Provided information
#####

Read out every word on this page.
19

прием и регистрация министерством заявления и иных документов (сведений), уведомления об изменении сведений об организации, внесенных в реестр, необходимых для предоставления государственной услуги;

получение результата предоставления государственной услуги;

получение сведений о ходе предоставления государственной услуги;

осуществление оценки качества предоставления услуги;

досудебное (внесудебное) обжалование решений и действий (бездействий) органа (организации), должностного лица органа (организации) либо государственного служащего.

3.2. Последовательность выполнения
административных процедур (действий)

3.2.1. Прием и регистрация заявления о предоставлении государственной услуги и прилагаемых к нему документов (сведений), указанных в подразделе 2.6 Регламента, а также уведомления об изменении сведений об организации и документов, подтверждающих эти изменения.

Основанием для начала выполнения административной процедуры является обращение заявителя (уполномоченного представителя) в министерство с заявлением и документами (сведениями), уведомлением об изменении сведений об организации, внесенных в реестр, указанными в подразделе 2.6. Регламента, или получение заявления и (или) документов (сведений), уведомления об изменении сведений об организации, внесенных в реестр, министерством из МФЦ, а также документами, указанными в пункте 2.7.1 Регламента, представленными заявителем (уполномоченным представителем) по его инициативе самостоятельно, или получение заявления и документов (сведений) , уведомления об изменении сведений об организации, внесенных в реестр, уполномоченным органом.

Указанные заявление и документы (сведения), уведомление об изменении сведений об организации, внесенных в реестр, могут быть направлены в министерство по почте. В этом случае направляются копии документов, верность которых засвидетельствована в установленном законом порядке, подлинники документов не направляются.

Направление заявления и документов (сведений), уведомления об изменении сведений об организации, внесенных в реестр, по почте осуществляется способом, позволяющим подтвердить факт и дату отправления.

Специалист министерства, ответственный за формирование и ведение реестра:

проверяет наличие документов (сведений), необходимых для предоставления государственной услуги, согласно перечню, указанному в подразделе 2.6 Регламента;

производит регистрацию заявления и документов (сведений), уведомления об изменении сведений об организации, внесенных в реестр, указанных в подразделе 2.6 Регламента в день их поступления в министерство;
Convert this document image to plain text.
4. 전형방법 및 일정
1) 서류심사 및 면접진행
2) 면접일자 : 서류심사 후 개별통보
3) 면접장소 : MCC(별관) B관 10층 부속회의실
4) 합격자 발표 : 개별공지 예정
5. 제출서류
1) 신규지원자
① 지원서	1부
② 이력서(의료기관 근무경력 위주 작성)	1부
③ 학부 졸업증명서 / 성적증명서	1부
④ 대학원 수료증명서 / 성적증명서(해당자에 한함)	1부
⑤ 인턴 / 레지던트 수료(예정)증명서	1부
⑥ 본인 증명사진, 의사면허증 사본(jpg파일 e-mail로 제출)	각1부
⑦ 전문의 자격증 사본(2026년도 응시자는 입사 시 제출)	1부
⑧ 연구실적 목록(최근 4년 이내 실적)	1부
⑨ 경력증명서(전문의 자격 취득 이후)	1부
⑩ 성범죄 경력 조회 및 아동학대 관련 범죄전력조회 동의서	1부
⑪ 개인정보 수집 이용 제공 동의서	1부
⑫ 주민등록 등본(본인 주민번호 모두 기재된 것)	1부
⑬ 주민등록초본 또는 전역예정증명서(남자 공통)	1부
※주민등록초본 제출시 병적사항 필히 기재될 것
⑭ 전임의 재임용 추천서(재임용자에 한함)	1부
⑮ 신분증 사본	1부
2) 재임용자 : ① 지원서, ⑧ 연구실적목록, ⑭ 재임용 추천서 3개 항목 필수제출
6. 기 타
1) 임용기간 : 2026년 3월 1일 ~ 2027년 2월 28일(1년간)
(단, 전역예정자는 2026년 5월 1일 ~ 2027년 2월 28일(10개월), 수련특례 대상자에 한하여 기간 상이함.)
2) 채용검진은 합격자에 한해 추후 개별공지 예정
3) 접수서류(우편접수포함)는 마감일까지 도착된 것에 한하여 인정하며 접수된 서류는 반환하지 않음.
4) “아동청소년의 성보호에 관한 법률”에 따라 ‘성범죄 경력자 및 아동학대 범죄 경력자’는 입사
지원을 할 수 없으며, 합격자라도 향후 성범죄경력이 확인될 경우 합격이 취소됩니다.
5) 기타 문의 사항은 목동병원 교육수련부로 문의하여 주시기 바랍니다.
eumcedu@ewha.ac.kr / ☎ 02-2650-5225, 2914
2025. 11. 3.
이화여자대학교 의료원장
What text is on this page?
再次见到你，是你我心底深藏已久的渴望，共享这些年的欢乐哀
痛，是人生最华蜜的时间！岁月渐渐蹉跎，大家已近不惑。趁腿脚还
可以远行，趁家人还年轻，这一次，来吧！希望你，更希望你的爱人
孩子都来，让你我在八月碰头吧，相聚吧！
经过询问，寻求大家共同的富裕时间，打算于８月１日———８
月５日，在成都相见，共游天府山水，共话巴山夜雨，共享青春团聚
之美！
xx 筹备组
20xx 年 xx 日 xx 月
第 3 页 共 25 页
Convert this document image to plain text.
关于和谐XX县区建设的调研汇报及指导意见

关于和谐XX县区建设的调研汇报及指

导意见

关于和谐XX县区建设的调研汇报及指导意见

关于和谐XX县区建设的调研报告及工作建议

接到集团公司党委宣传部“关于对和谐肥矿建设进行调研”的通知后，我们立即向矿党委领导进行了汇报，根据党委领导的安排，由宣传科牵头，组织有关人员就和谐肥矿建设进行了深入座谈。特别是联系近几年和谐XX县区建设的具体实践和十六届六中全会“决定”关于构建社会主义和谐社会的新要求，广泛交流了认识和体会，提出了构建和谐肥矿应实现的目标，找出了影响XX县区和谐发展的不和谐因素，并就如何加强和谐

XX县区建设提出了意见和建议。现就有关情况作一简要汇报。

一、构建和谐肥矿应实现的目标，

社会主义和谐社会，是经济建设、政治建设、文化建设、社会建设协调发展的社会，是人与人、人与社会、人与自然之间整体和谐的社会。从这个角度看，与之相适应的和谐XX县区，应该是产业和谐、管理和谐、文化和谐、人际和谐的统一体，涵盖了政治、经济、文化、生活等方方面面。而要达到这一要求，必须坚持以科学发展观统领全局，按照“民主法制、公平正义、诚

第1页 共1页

#####

Return all of the data precisely as it appears.

Correct answer
Read out every word on this page.
19

прием и регистрация министерством заявления и иных документов (сведений), уведомления об изменении сведений об организации, внесенных в реестр, необходимых для предоставления государственной услуги;

получение результата предоставления государственной услуги;

получение сведений о ходе предоставления государственной услуги;

осуществление оценки качества предоставления услуги;

досудебное (внесудебное) обжалование решений и действий (бездействий) органа (организации), должностного лица органа (организации) либо государственного служащего.

3.2. Последовательность выполнения
административных процедур (действий)

3.2.1. Прием и регистрация заявления о предоставлении государственной услуги и прилагаемых к нему документов (сведений), указанных в подразделе 2.6 Регламента, а также уведомления об изменении сведений об организации и документов, подтверждающих эти изменения.

Основанием для начала выполнения административной процедуры является обращение заявителя (уполномоченного представителя) в министерство с заявлением и документами (сведениями), уведомлением об изменении сведений об организации, внесенных в реестр, указанными в подразделе 2.6. Регламента, или получение заявления и (или) документов (сведений), уведомления об изменении сведений об организации, внесенных в реестр, министерством из МФЦ, а также документами, указанными в пункте 2.7.1 Регламента, представленными заявителем (уполномоченным представителем) по его инициативе самостоятельно, или получение заявления и документов (сведений) , уведомления об изменении сведений об организации, внесенных в реестр, уполномоченным органом.

Указанные заявление и документы (сведения), уведомление об изменении сведений об организации, внесенных в реестр, могут быть направлены в министерство по почте. В этом случае направляются копии документов, верность которых засвидетельствована в установленном законом порядке, подлинники документов не направляются.

Направление заявления и документов (сведений), уведомления об изменении сведений об организации, внесенных в реестр, по почте осуществляется способом, позволяющим подтвердить факт и дату отправления.

Специалист министерства, ответственный за формирование и ведение реестра:

проверяет наличие документов (сведений), необходимых для предоставления государственной услуги, согласно перечню, указанному в подразделе 2.6 Регламента;

производит регистрацию заявления и документов (сведений), уведомления об изменении сведений об организации, внесенных в реестр, указанных в подразделе 2.6 Регламента в день их поступления в министерство;
Convert this document image to plain text.
4. 전형방법 및 일정
1) 서류심사 및 면접진행
2) 면접일자 : 서류심사 후 개별통보
3) 면접장소 : MCC(별관) B관 10층 부속회의실
4) 합격자 발표 : 개별공지 예정
5. 제출서류
1) 신규지원자
① 지원서	1부
② 이력서(의료기관 근무경력 위주 작성)	1부
③ 학부 졸업증명서 / 성적증명서	1부
④ 대학원 수료증명서 / 성적증명서(해당자에 한함)	1부
⑤ 인턴 / 레지던트 수료(예정)증명서	1부
⑥ 본인 증명사진, 의사면허증 사본(jpg파일 e-mail로 제출)	각1부
⑦ 전문의 자격증 사본(2026년도 응시자는 입사 시 제출)	1부
⑧ 연구실적 목록(최근 4년 이내 실적)	1부
⑨ 경력증명서(전문의 자격 취득 이후)	1부
⑩ 성범죄 경력 조회 및 아동학대 관련 범죄전력조회 동의서	1부
⑪ 개인정보 수집 이용 제공 동의서	1부
⑫ 주민등록 등본(본인 주민번호 모두 기재된 것)	1부
⑬ 주민등록초본 또는 전역예정증명서(남자 공통)	1부
※주민등록초본 제출시 병적사항 필히 기재될 것
⑭ 전임의 재임용 추천서(재임용자에 한함)	1부
⑮ 신분증 사본	1부
2) 재임용자 : ① 지원서, ⑧ 연구실적목록, ⑭ 재임용 추천서 3개 항목 필수제출
6. 기 타
1) 임용기간 : 2026년 3월 1일 ~ 2027년 2월 28일(1년간)
(단, 전역예정자는 2026년 5월 1일 ~ 2027년 2월 28일(10개월), 수련특례 대상자에 한하여 기간 상이함.)
2) 채용검진은 합격자에 한해 추후 개별공지 예정
3) 접수서류(우편접수포함)는 마감일까지 도착된 것에 한하여 인정하며 접수된 서류는 반환하지 않음.
4) “아동청소년의 성보호에 관한 법률”에 따라 ‘성범죄 경력자 및 아동학대 범죄 경력자’는 입사
지원을 할 수 없으며, 합격자라도 향후 성범죄경력이 확인될 경우 합격이 취소됩니다.
5) 기타 문의 사항은 목동병원 교육수련부로 문의하여 주시기 바랍니다.
eumcedu@ewha.ac.kr / ☎ 02-2650-5225, 2914
2025. 11. 3.
이화여자대학교 의료원장
What text is on this page?
再次见到你，是你我心底深藏已久的渴望，共享这些年的欢乐哀
痛，是人生最华蜜的时间！岁月渐渐蹉跎，大家已近不惑。趁腿脚还
可以远行，趁家人还年轻，这一次，来吧！希望你，更希望你的爱人
孩子都来，让你我在八月碰头吧，相聚吧！
经过询问，寻求大家共同的富裕时间，打算于８月１日———８
月５日，在成都相见，共游天府山水，共话巴山夜雨，共享青春团聚
之美！
xx 筹备组
20xx 年 xx 日 xx 月
第 3 页 共 25 页
Convert this document image to plain text.
关于和谐XX县区建设的调研汇报及指导意见

关于和谐XX县区建设的调研汇报及指

导意见

关于和谐XX县区建设的调研汇报及指导意见

关于和谐XX县区建设的调研报告及工作建议

接到集团公司党委宣传部“关于对和谐肥矿建设进行调研”的通知后，我们立即向矿党委领导进行了汇报，根据党委领导的安排，由宣传科牵头，组织有关人员就和谐肥矿建设进行了深入座谈。特别是联系近几年和谐XX县区建设的具体实践和十六届六中全会“决定”关于构建社会主义和谐社会的新要求，广泛交流了认识和体会，提出了构建和谐肥矿应实现的目标，找出了影响XX县区和谐发展的不和谐因素，并就如何加强和谐

XX县区建设提出了意见和建议。现就有关情况作一简要汇报。

一、构建和谐肥矿应实现的目标，

社会主义和谐社会，是经济建设、政治建设、文化建设、社会建设协调发展的社会，是人与人、人与社会、人与自然之间整体和谐的社会。从这个角度看，与之相适应的和谐XX县区，应该是产业和谐、管理和谐、文化和谐、人际和谐的统一体，涵盖了政治、经济、文化、生活等方方面面。而要达到这一要求，必须坚持以科学发展观统领全局，按照“民主法制、公平正义、诚

第1页 共1页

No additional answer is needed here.